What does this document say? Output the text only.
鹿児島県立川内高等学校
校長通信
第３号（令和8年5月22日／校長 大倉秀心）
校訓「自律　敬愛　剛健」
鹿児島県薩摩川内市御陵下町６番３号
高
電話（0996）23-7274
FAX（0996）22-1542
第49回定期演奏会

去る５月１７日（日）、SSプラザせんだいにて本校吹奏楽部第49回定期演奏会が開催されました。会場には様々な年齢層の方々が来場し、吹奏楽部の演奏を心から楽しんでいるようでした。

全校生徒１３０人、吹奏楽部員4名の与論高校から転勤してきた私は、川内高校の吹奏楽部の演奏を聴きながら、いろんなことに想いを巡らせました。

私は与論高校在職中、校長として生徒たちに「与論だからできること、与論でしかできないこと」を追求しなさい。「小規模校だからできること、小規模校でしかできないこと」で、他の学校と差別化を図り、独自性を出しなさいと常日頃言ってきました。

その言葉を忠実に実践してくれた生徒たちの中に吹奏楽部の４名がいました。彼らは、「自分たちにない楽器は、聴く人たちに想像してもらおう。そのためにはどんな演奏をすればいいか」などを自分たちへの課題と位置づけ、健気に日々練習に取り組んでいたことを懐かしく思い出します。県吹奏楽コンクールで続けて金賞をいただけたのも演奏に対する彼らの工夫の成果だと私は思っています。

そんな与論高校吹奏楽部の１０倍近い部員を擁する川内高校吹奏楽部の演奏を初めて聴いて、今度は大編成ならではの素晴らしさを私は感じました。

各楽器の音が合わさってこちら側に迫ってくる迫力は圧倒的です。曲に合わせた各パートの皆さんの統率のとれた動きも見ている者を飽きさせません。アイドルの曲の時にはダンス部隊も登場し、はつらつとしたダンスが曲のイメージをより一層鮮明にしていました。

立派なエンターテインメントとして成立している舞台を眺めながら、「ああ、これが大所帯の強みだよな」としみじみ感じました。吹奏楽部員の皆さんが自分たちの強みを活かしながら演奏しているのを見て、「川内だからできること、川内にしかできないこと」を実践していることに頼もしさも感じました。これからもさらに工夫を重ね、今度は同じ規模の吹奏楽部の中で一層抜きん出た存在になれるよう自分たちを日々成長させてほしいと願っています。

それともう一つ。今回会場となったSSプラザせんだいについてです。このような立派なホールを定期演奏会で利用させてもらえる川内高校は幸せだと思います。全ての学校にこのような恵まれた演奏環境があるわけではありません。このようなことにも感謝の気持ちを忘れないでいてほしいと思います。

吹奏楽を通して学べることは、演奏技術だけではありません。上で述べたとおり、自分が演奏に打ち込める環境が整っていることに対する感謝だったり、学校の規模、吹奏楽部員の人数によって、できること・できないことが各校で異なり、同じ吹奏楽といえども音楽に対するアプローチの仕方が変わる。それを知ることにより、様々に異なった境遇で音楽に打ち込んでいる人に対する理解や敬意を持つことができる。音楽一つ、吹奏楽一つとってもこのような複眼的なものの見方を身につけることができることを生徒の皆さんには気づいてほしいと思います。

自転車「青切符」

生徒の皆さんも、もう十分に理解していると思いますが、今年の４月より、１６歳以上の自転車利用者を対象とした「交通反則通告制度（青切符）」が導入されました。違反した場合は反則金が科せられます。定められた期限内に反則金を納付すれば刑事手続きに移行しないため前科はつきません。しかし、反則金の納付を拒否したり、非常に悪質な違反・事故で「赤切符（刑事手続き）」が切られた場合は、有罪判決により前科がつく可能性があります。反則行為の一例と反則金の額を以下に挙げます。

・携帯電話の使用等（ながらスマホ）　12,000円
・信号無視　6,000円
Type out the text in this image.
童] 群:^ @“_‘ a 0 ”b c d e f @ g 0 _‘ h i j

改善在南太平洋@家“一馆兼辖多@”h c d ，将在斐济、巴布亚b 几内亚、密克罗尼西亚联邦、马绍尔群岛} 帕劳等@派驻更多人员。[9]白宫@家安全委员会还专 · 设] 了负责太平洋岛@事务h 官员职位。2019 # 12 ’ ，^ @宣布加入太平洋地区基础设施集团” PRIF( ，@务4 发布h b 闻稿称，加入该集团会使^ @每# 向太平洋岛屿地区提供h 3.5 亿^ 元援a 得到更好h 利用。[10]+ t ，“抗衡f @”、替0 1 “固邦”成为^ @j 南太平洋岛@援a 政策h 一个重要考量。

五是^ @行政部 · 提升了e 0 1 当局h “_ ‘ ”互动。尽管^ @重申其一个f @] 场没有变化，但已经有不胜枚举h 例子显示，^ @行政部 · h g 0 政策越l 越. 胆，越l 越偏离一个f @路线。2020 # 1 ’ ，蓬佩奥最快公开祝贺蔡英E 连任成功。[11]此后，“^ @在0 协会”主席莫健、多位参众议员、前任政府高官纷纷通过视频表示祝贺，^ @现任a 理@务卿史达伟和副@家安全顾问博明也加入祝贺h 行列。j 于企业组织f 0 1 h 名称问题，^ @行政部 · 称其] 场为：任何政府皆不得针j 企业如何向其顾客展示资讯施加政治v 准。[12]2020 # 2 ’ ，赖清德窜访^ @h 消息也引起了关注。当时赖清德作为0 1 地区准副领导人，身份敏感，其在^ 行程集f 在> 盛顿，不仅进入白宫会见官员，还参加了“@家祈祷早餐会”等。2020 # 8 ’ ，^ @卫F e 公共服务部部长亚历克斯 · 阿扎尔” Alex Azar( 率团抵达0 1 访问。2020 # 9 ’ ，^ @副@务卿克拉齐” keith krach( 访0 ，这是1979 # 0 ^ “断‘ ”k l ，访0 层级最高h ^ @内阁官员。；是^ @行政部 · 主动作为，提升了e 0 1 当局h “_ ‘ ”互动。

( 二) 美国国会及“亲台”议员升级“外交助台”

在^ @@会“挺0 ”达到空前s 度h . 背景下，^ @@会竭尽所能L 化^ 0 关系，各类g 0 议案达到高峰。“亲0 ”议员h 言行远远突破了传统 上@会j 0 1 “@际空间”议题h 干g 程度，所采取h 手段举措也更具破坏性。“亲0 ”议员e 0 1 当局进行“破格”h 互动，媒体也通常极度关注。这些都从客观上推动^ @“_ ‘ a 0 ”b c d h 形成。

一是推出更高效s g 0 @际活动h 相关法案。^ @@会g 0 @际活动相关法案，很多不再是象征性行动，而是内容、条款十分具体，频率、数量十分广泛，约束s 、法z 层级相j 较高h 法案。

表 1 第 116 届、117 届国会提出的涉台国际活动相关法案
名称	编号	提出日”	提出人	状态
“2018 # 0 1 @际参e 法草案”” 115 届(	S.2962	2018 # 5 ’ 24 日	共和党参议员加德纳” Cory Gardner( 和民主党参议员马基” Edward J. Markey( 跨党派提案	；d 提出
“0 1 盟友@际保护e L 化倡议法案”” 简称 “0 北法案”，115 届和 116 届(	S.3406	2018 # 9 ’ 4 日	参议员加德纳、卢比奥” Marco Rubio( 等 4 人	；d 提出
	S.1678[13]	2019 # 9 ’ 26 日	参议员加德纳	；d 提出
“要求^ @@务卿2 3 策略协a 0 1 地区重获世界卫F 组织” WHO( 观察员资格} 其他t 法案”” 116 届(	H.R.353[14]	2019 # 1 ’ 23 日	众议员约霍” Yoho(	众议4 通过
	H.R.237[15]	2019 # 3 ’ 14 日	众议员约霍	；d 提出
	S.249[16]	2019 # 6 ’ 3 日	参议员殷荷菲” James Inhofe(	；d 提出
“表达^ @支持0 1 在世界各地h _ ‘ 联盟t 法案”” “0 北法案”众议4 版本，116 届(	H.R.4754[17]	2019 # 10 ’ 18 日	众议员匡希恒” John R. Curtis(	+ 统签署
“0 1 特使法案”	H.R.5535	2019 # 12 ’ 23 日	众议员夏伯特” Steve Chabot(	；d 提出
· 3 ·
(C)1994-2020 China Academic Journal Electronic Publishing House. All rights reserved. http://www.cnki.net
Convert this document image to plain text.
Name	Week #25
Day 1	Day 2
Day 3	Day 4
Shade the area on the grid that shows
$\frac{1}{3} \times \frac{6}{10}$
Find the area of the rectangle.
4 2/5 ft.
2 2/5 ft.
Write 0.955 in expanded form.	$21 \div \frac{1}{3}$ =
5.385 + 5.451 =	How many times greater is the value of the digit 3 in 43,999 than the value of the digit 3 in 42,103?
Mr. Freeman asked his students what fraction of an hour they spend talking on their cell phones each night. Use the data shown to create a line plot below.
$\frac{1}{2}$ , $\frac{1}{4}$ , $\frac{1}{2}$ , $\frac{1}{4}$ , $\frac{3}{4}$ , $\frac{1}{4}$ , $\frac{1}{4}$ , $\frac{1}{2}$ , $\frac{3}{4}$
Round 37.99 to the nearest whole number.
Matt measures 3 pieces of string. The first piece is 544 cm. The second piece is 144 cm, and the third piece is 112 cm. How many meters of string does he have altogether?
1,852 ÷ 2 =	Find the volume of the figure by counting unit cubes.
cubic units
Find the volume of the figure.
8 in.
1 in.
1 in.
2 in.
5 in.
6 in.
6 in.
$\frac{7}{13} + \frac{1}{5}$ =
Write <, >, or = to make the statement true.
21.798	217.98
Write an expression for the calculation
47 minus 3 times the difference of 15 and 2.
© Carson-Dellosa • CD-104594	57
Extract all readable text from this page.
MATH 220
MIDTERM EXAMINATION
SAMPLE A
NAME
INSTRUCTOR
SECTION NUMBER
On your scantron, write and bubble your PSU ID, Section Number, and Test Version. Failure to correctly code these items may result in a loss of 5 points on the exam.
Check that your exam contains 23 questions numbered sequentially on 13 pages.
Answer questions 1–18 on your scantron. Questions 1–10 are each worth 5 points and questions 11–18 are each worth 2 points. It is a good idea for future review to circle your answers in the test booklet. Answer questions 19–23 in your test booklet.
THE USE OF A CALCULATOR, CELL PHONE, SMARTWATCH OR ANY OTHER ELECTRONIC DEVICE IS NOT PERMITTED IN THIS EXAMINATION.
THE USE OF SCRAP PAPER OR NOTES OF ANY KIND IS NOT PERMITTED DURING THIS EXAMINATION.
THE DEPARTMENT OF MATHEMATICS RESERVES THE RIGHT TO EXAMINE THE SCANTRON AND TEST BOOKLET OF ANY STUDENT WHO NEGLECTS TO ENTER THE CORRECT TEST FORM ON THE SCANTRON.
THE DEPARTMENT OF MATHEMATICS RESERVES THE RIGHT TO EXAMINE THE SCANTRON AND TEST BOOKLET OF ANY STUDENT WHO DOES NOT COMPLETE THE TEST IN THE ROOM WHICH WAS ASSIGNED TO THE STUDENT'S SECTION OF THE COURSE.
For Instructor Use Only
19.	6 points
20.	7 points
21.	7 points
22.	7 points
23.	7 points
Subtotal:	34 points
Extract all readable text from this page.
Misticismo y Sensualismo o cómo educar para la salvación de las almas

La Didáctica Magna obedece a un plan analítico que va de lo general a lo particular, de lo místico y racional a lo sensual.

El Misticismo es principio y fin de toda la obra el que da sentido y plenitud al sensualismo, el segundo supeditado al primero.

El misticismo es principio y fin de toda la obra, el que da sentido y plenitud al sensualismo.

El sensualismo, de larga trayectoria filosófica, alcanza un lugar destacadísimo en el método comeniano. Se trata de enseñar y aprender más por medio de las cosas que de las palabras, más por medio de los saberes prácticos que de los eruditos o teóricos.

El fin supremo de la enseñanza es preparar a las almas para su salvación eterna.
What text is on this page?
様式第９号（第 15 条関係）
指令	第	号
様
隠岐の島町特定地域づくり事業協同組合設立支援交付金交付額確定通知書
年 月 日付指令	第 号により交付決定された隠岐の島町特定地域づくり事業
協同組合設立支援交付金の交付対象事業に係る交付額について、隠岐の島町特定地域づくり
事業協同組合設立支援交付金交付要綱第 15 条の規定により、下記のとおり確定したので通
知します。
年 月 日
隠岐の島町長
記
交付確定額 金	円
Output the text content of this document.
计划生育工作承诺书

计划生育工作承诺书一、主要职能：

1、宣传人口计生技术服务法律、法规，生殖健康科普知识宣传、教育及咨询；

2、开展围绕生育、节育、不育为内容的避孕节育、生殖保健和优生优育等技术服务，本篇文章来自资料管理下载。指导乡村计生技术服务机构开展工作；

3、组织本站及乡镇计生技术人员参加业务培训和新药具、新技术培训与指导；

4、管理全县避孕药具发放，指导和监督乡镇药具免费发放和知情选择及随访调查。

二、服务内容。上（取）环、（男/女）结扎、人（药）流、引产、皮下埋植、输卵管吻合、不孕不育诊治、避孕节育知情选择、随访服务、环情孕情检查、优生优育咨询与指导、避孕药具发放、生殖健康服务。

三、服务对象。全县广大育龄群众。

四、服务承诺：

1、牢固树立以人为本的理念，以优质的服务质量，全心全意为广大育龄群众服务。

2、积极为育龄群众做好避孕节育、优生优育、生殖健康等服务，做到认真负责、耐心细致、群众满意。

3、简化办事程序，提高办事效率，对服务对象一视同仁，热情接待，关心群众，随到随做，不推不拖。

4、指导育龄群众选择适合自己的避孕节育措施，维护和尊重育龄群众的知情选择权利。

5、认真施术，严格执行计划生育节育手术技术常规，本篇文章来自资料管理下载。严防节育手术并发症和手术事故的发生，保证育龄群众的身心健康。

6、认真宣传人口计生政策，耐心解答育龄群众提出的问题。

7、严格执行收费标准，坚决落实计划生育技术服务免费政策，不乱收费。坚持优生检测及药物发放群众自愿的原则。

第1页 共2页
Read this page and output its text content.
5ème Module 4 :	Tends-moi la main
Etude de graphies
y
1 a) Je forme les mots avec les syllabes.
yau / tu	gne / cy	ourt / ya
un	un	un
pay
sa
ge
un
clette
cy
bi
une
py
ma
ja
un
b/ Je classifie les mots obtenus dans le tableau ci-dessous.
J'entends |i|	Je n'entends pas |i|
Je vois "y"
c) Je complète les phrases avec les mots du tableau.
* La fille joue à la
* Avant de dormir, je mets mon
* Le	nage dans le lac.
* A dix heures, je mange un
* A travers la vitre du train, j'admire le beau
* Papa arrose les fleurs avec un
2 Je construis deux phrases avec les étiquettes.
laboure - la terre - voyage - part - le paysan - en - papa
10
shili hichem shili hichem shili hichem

__WHAT TO WORK ON__. Read through the data and copy every line where "obra" shows up.

__ANSWER TO THIS EXERCISE__.
El Misticismo es principio y fin de toda la obra el que da sentido y plenitud al sensualismo, el segundo supeditado al primero.
El misticismo es principio y fin de toda la obra, el que da sentido y plenitud al sensualismo.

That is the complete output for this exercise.